Show all lines holding the string "Control".

===== DATA SUPPLIED =====

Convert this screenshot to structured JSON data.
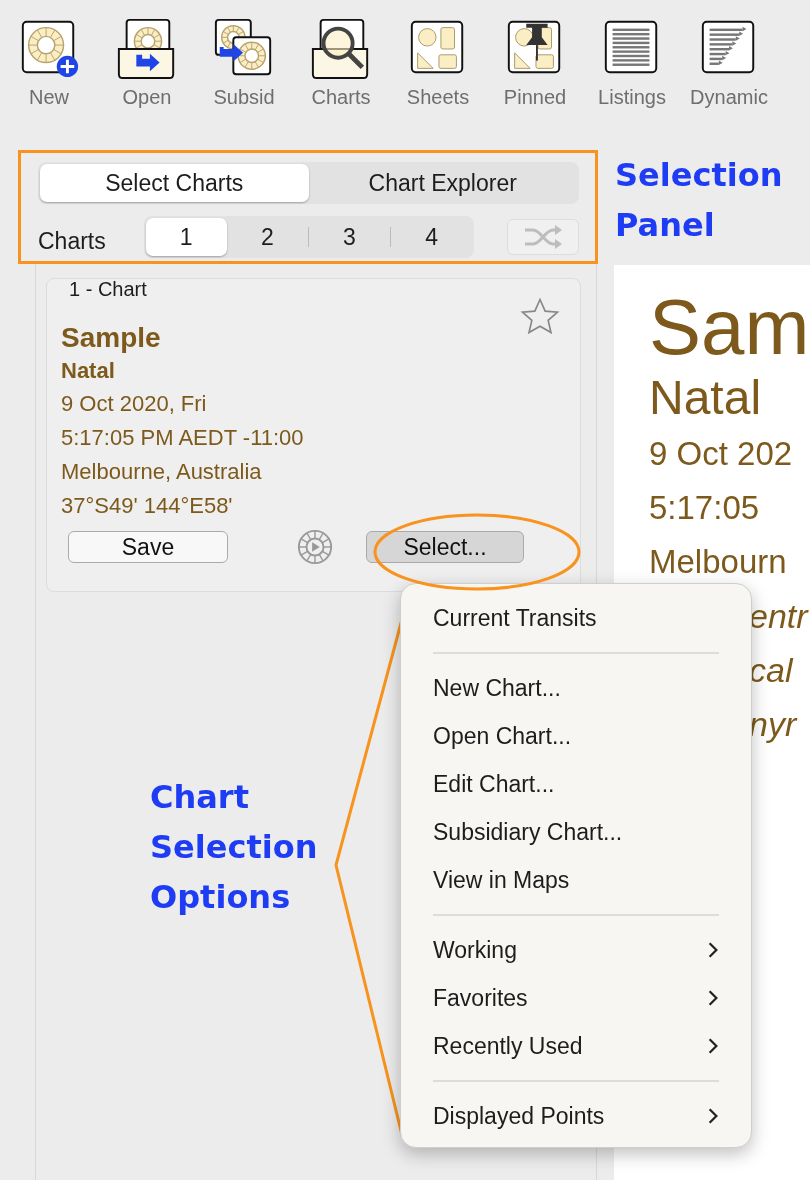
{
  "toolbar": {
    "items": [
      {
        "label": "New",
        "kind": "new"
      },
      {
        "label": "Open",
        "kind": "open"
      },
      {
        "label": "Subsid",
        "kind": "subsid"
      },
      {
        "label": "Charts",
        "kind": "charts"
      },
      {
        "label": "Sheets",
        "kind": "sheets"
      },
      {
        "label": "Pinned",
        "kind": "pinned"
      },
      {
        "label": "Listings",
        "kind": "listings"
      },
      {
        "label": "Dynamic",
        "kind": "dynamic"
      }
    ]
  },
  "selection_panel": {
    "tabs": [
      {
        "label": "Select Charts",
        "selected": true
      },
      {
        "label": "Chart Explorer",
        "selected": false
      }
    ],
    "charts_label": "Charts",
    "chart_slots": [
      {
        "label": "1",
        "selected": true
      },
      {
        "label": "2",
        "selected": false
      },
      {
        "label": "3",
        "selected": false
      },
      {
        "label": "4",
        "selected": false
      }
    ],
    "shuffle_disabled": true
  },
  "chart_card": {
    "header": "1 - Chart",
    "favorite": false,
    "name": "Sample",
    "chart_type": "Natal",
    "details": [
      "9 Oct 2020, Fri",
      "5:17:05 PM AEDT -11:00",
      "Melbourne, Australia",
      "37°S49' 144°E58'"
    ],
    "save_button": "Save",
    "select_button": "Select..."
  },
  "chart_view": {
    "lines": [
      {
        "text": "Sam",
        "kind": "title"
      },
      {
        "text": "Natal",
        "kind": "subtitle"
      },
      {
        "text": "9 Oct 202",
        "kind": "detail"
      },
      {
        "text": "5:17:05",
        "kind": "detail"
      },
      {
        "text": "Melbourn",
        "kind": "detail"
      },
      {
        "text": "entr",
        "kind": "behind"
      },
      {
        "text": "cal",
        "kind": "behind"
      },
      {
        "text": "nyr",
        "kind": "behind"
      }
    ]
  },
  "menu": {
    "sections": [
      [
        {
          "label": "Current Transits",
          "has_submenu": false
        }
      ],
      [
        {
          "label": "New Chart...",
          "has_submenu": false
        },
        {
          "label": "Open Chart...",
          "has_submenu": false
        },
        {
          "label": "Edit Chart...",
          "has_submenu": false
        },
        {
          "label": "Subsidiary Chart...",
          "has_submenu": false
        },
        {
          "label": "View in Maps",
          "has_submenu": false
        }
      ],
      [
        {
          "label": "Working",
          "has_submenu": true
        },
        {
          "label": "Favorites",
          "has_submenu": true
        },
        {
          "label": "Recently Used",
          "has_submenu": true
        }
      ],
      [
        {
          "label": "Displayed Points",
          "has_submenu": true
        }
      ]
    ]
  },
  "annotations": [
    {
      "text": "Selection Panel",
      "kind": "panel"
    },
    {
      "text": "Chart Selection Options",
      "kind": "menu"
    }
  ]
}
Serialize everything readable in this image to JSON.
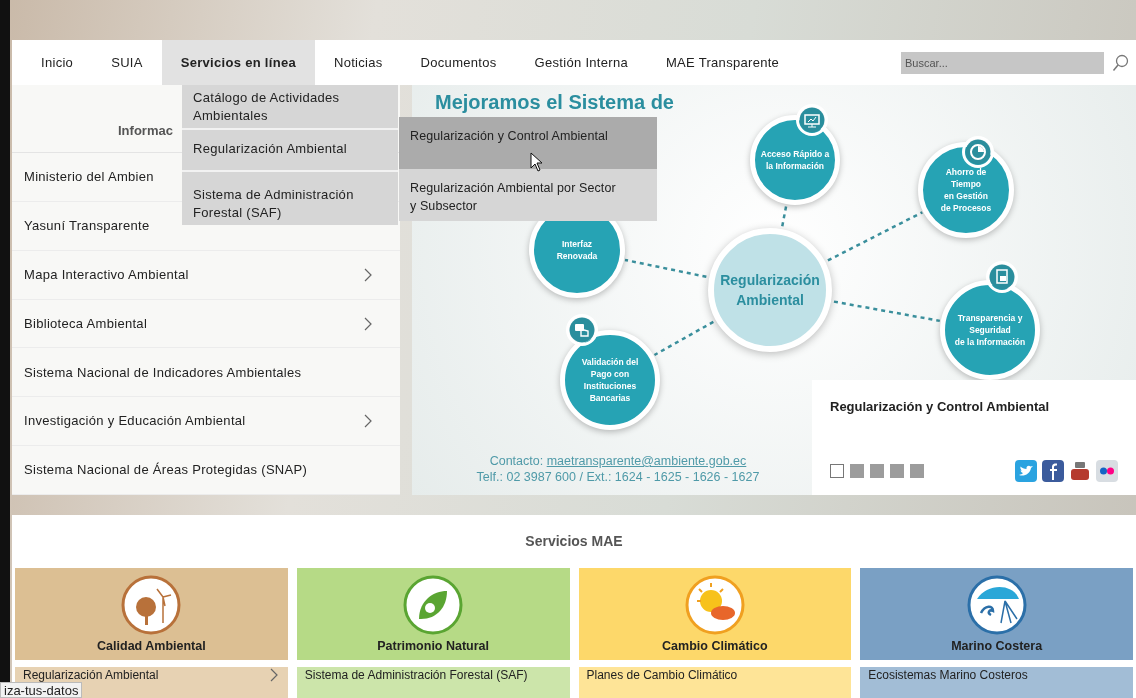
{
  "nav": {
    "items": [
      {
        "label": "Inicio",
        "selected": false
      },
      {
        "label": "SUIA",
        "selected": false
      },
      {
        "label": "Servicios en línea",
        "selected": true
      },
      {
        "label": "Noticias",
        "selected": false
      },
      {
        "label": "Documentos",
        "selected": false
      },
      {
        "label": "Gestión Interna",
        "selected": false
      },
      {
        "label": "MAE Transparente",
        "selected": false
      }
    ],
    "search": {
      "placeholder": "Buscar..."
    }
  },
  "dropdown": {
    "items": [
      "Catálogo de Actividades Ambientales",
      "Regularización Ambiental",
      "Sistema de Administración Forestal (SAF)"
    ],
    "submenu": [
      {
        "label": "Regularización y Control Ambiental",
        "selected": true
      },
      {
        "label": "Regularización Ambiental por Sector y Subsector",
        "selected": false
      }
    ]
  },
  "sidebar": {
    "header": "Informac",
    "items": [
      {
        "label": "Ministerio del Ambien"
      },
      {
        "label": "Yasuní Transparente"
      },
      {
        "label": "Mapa Interactivo Ambiental",
        "has_arrow": true
      },
      {
        "label": "Biblioteca Ambiental",
        "has_arrow": true
      },
      {
        "label": "Sistema Nacional de Indicadores Ambientales",
        "has_arrow": false
      },
      {
        "label": "Investigación y Educación Ambiental",
        "has_arrow": true
      },
      {
        "label": "Sistema Nacional de Áreas Protegidas (SNAP)",
        "has_arrow": false
      }
    ]
  },
  "slide": {
    "title": "Mejoramos el Sistema de",
    "center": "Regularización\nAmbiental",
    "nodes": [
      "Acceso Rápido a\nla Información",
      "Ahorro de\nTiempo\nen Gestión\nde Procesos",
      "Interfaz\nRenovada",
      "Transparencia y\nSeguridad\nde la Información",
      "Validación del\nPago con\nInstituciones\nBancarias"
    ],
    "contact": {
      "label": "Contacto:",
      "email": "maetransparente@ambiente.gob.ec",
      "phone": "Telf.: 02 3987 600 / Ext.: 1624 - 1625 - 1626 - 1627"
    },
    "caption": "Regularización y Control Ambiental",
    "pager": [
      {
        "selected": true
      },
      {
        "selected": false
      },
      {
        "selected": false
      },
      {
        "selected": false
      },
      {
        "selected": false
      }
    ]
  },
  "services": {
    "title": "Servicios MAE",
    "cards": [
      {
        "title": "Calidad Ambiental",
        "color": "#dcbf93",
        "link": "Regularización Ambiental",
        "has_arrow": true
      },
      {
        "title": "Patrimonio Natural",
        "color": "#b6da86",
        "link": "Sistema de Administración Forestal (SAF)",
        "has_arrow": false
      },
      {
        "title": "Cambio Climático",
        "color": "#fdd86a",
        "link": "Planes de Cambio Climático",
        "has_arrow": false
      },
      {
        "title": "Marino Costera",
        "color": "#7aa0c4",
        "link": "Ecosistemas Marino Costeros",
        "has_arrow": false
      }
    ]
  },
  "status_tooltip": "iza-tus-datos"
}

=====

--- SOLUTION TO THE PROBLEM ---
        "label": "Regularización y Control Ambiental",
    "caption": "Regularización y Control Ambiental",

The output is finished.